▶ **SHORT TASK**
Give an exact transcription of every line, dropping the images.

## Start INFORMATION SHOWN

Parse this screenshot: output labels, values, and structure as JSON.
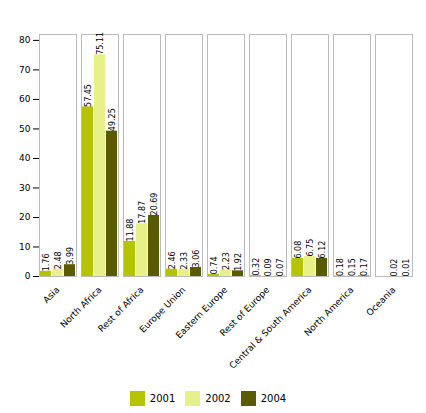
{
  "chart_data": {
    "type": "bar",
    "categories": [
      "Asia",
      "North Africa",
      "Rest of Africa",
      "Europe Union",
      "Eastern Europe",
      "Rest of Europe",
      "Central & South America",
      "North America",
      "Oceania"
    ],
    "series": [
      {
        "name": "2001",
        "color": "#b5c400",
        "values": [
          1.76,
          57.45,
          11.88,
          2.46,
          0.74,
          0.32,
          6.08,
          0.18,
          0.0
        ],
        "value_labels": [
          "1.76",
          "57.45",
          "11.88",
          "2.46",
          "0.74",
          "0.32",
          "6.08",
          "0.18",
          null
        ]
      },
      {
        "name": "2002",
        "color": "#e8f08a",
        "values": [
          2.48,
          75.11,
          17.87,
          2.33,
          2.23,
          0.09,
          6.75,
          0.15,
          0.02
        ],
        "value_labels": [
          "2.48",
          "75.11",
          "17.87",
          "2.33",
          "2.23",
          "0.09",
          "6.75",
          "0.15",
          "0.02"
        ]
      },
      {
        "name": "2004",
        "color": "#5a5a00",
        "values": [
          3.99,
          49.25,
          20.69,
          3.06,
          1.92,
          0.07,
          6.12,
          0.17,
          0.01
        ],
        "value_labels": [
          "3.99",
          "49.25",
          "20.69",
          "3.06",
          "1.92",
          "0.07",
          "6.12",
          "0.17",
          "0.01"
        ]
      }
    ],
    "ylim": [
      0,
      82
    ],
    "yticks": [
      0,
      10,
      20,
      30,
      40,
      50,
      60,
      70,
      80
    ],
    "grid": false,
    "legend": "bottom",
    "data_labels": true
  }
}
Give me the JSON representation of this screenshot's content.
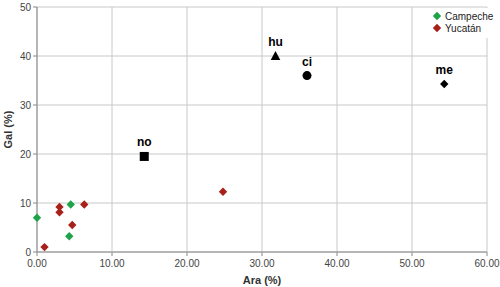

## End INFORMATION SHOWN

▶ **EXERCISE OUTPUT**
Parse this screenshot: output labels, values, and structure as JSON.
{
  "chart_data": {
    "type": "bar",
    "categories": [
      "Asia",
      "North Africa",
      "Rest of Africa",
      "Europe Union",
      "Eastern Europe",
      "Rest of Europe",
      "Central & South America",
      "North America",
      "Oceania"
    ],
    "series": [
      {
        "name": "2001",
        "color": "#b5c400",
        "values": [
          1.76,
          57.45,
          11.88,
          2.46,
          0.74,
          0.32,
          6.08,
          0.18,
          0.0
        ],
        "value_labels": [
          "1.76",
          "57.45",
          "11.88",
          "2.46",
          "0.74",
          "0.32",
          "6.08",
          "0.18",
          null
        ]
      },
      {
        "name": "2002",
        "color": "#e8f08a",
        "values": [
          2.48,
          75.11,
          17.87,
          2.33,
          2.23,
          0.09,
          6.75,
          0.15,
          0.02
        ],
        "value_labels": [
          "2.48",
          "75.11",
          "17.87",
          "2.33",
          "2.23",
          "0.09",
          "6.75",
          "0.15",
          "0.02"
        ]
      },
      {
        "name": "2004",
        "color": "#5a5a00",
        "values": [
          3.99,
          49.25,
          20.69,
          3.06,
          1.92,
          0.07,
          6.12,
          0.17,
          0.01
        ],
        "value_labels": [
          "3.99",
          "49.25",
          "20.69",
          "3.06",
          "1.92",
          "0.07",
          "6.12",
          "0.17",
          "0.01"
        ]
      }
    ],
    "ylim": [
      0,
      82
    ],
    "yticks": [
      0,
      10,
      20,
      30,
      40,
      50,
      60,
      70,
      80
    ],
    "grid": false,
    "legend": "bottom",
    "data_labels": true
  }
}
Give me the JSON representation of this screenshot's content.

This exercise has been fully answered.